◆ **Goal of the exercise**
Keep only the lines that hold the string "screenshot", filtering out the rest of the entries below.

-------- Exercise data

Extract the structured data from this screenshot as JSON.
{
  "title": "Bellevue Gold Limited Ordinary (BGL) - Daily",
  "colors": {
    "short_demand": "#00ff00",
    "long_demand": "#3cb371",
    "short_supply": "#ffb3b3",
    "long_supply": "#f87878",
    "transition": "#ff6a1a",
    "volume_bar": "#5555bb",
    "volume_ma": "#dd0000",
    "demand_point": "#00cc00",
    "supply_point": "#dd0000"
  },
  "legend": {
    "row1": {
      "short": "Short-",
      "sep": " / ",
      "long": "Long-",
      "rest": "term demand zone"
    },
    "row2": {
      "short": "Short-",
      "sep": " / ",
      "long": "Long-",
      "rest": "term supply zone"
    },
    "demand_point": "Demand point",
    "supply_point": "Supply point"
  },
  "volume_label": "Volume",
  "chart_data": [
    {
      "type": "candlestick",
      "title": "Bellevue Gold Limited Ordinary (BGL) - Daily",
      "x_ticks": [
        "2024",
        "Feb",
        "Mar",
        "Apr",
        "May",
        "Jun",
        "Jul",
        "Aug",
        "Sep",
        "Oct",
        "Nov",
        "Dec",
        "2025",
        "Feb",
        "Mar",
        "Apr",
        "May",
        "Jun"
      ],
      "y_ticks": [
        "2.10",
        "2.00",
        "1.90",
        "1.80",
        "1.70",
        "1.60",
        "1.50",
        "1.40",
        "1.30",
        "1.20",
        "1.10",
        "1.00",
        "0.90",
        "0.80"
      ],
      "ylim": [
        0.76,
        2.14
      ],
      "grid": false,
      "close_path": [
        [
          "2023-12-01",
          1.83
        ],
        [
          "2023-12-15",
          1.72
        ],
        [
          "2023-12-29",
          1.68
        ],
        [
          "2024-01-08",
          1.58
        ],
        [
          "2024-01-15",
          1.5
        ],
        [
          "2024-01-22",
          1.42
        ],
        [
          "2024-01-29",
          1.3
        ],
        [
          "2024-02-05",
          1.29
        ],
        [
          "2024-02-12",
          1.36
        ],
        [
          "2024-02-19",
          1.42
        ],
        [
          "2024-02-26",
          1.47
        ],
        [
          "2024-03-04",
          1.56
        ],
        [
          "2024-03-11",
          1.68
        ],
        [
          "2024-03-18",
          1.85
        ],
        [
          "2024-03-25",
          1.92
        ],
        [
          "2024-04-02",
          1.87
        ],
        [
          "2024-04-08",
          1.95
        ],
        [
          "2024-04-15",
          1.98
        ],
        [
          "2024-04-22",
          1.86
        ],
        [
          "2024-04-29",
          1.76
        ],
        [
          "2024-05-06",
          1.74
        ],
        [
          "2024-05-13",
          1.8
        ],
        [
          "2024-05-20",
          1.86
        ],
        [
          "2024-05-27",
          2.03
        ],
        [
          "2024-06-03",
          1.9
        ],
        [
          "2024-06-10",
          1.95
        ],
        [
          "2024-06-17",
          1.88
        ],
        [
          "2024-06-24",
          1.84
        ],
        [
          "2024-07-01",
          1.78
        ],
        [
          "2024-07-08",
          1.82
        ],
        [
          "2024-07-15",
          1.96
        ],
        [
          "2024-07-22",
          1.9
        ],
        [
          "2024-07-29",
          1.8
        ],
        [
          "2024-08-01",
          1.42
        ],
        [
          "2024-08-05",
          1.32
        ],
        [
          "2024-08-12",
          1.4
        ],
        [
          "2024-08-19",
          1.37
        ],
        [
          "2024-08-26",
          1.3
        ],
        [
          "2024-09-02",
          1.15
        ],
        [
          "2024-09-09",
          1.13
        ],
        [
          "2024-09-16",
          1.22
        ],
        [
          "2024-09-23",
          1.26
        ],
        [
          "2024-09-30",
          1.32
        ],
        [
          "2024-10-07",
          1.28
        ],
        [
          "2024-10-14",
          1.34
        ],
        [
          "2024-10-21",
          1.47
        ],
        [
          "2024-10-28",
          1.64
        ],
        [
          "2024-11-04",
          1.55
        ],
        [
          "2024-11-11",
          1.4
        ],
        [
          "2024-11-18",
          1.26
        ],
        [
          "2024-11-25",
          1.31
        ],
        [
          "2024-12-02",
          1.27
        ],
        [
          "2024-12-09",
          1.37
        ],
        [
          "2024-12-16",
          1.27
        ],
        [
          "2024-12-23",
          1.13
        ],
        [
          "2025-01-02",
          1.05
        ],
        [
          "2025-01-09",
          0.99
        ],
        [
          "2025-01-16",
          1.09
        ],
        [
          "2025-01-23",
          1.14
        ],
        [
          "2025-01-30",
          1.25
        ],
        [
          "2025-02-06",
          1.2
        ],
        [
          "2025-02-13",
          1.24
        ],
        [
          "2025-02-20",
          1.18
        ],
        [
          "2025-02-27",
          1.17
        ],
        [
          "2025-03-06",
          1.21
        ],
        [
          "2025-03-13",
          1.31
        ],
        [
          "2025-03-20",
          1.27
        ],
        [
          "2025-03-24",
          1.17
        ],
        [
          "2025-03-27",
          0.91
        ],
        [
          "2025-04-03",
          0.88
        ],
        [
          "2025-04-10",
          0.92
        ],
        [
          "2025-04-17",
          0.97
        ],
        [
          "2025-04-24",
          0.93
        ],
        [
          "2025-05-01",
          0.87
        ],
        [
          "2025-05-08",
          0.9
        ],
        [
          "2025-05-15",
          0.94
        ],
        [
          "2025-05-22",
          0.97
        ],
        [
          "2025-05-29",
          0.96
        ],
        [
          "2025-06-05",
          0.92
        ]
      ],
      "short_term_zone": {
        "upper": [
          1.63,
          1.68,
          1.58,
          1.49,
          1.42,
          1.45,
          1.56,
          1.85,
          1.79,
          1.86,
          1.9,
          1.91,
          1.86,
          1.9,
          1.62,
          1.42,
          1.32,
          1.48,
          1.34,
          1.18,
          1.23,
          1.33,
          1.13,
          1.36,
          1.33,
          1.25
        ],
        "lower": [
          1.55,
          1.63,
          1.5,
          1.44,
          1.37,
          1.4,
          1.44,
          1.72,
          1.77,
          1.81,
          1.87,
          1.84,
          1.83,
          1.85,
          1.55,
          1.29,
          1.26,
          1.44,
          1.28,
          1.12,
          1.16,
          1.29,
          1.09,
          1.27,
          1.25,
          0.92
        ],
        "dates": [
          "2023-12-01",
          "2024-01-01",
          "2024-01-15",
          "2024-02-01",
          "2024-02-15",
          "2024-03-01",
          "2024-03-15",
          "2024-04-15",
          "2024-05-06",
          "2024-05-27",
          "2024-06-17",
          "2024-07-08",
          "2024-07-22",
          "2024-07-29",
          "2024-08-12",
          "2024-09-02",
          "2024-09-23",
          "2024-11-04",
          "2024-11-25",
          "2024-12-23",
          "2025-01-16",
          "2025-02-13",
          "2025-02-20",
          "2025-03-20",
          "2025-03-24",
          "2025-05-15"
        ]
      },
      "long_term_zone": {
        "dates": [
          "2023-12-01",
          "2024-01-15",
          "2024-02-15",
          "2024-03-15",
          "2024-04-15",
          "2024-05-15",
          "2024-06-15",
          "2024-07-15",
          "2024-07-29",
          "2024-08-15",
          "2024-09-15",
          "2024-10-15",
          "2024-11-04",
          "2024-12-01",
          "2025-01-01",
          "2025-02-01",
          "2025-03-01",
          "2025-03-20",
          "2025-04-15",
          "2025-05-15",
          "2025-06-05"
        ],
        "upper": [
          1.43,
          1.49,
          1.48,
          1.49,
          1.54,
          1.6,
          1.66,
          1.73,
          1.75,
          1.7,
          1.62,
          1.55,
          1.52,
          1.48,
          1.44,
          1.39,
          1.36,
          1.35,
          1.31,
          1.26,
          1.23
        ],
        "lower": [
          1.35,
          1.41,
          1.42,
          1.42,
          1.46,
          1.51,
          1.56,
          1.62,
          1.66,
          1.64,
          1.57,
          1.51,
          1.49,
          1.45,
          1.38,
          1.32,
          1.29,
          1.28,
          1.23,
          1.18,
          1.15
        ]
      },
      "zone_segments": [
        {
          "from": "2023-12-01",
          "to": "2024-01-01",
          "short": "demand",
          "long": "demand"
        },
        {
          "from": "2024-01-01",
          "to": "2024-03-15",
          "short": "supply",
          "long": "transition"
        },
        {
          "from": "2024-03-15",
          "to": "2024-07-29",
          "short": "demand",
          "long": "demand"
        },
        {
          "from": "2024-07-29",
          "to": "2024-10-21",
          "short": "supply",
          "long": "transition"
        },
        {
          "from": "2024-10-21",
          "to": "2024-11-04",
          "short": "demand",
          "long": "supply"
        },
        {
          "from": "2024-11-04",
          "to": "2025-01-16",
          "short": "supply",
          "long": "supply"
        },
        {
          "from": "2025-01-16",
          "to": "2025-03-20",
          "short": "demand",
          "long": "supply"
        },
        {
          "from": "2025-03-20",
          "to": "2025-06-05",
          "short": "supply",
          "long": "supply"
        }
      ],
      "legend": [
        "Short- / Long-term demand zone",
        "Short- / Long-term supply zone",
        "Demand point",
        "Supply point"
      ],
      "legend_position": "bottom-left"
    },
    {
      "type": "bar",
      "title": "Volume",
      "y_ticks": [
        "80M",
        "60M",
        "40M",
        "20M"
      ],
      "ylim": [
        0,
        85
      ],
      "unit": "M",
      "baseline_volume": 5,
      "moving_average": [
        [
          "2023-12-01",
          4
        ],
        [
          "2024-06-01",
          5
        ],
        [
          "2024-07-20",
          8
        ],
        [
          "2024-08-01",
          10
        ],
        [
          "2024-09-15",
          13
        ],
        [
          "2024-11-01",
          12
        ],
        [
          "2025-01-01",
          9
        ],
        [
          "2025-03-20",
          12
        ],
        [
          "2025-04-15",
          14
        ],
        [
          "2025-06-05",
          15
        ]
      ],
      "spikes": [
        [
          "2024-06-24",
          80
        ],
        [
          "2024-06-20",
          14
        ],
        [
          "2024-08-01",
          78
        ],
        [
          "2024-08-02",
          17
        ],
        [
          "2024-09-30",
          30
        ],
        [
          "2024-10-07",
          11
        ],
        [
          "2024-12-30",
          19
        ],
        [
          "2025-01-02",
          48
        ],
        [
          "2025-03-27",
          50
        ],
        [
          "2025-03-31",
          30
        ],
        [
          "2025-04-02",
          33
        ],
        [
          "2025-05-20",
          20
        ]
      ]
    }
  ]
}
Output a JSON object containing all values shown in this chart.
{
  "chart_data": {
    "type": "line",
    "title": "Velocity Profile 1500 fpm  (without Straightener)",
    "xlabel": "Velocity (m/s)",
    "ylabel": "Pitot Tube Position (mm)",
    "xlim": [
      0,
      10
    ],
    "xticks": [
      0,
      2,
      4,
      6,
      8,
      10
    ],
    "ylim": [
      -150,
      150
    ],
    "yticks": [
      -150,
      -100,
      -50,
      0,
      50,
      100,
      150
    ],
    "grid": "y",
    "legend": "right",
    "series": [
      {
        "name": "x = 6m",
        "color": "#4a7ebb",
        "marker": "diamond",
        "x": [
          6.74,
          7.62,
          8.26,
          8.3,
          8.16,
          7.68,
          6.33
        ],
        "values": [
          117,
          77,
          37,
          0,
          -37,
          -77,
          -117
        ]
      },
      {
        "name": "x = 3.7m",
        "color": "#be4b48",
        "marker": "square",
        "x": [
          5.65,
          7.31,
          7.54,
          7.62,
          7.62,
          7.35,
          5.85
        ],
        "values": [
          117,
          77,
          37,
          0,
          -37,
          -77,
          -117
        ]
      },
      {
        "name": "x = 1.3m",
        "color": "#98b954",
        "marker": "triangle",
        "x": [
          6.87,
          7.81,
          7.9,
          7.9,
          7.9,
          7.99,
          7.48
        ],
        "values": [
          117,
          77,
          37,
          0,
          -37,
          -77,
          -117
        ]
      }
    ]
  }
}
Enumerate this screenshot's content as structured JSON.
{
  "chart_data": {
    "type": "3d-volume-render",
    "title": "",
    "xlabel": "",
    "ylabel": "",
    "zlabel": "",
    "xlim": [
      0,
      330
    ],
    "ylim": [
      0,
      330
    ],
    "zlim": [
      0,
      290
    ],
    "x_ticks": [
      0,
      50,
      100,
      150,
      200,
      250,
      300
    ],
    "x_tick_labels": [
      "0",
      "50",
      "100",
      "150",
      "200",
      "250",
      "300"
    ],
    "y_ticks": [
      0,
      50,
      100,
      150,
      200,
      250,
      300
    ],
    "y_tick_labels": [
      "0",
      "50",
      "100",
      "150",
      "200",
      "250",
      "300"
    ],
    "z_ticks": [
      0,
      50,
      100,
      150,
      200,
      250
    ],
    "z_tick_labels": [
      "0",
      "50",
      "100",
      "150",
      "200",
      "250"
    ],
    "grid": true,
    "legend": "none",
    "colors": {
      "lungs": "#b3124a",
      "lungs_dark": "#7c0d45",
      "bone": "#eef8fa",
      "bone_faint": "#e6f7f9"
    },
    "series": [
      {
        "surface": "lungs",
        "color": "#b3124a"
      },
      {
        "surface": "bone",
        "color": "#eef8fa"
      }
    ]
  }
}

----------------

◆ **Solution for this problem**
Extract the structured data from this screenshot as JSON.
Enumerate this screenshot's content as structured JSON.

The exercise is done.